GIVEN EXERCISE:
Your task is to gather the lines below that hold the string "JSON".

─── ENTRIES PROVIDED ───

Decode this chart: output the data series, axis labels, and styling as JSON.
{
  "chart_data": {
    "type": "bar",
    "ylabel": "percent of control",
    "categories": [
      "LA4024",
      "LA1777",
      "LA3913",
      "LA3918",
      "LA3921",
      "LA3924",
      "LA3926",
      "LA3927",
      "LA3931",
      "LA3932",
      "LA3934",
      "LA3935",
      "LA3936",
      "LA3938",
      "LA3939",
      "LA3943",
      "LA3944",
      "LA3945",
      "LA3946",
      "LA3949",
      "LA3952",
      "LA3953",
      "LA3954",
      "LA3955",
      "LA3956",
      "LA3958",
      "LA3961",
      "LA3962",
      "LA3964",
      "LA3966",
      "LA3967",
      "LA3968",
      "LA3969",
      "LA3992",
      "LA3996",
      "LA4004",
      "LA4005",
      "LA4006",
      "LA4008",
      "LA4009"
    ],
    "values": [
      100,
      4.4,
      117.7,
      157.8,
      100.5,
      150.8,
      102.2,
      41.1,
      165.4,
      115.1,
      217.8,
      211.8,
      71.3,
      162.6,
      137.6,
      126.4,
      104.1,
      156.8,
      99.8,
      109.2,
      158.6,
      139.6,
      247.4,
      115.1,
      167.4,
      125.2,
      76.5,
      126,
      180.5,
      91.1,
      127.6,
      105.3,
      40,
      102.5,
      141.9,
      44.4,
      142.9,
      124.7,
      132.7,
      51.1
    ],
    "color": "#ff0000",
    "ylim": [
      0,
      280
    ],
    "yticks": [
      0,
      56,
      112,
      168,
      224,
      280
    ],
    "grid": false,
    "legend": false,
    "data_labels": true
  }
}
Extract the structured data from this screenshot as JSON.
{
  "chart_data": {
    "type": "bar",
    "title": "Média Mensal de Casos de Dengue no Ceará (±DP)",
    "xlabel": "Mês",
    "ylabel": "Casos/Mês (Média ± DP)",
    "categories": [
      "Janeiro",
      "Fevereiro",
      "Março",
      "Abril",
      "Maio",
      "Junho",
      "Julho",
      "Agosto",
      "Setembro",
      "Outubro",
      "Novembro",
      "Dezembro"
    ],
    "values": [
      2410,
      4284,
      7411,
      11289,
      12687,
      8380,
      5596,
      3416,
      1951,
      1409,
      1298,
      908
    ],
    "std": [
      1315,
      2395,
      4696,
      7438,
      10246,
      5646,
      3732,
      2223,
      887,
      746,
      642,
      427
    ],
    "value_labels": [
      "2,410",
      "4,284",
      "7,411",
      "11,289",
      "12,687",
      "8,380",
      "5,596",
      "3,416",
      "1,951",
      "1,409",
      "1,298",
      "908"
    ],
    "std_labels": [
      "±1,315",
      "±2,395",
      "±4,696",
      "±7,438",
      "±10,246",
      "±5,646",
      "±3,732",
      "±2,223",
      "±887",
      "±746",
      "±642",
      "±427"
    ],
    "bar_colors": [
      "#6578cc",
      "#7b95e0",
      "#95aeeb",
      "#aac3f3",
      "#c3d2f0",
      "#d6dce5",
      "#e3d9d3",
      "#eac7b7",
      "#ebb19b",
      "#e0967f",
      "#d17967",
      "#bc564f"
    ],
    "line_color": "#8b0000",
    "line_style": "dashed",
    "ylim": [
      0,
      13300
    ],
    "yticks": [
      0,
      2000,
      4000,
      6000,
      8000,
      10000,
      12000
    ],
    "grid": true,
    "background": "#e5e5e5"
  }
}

───

FINISHED TASK:
Decode this chart: output the data series, axis labels, and styling as JSON.
Extract the structured data from this screenshot as JSON.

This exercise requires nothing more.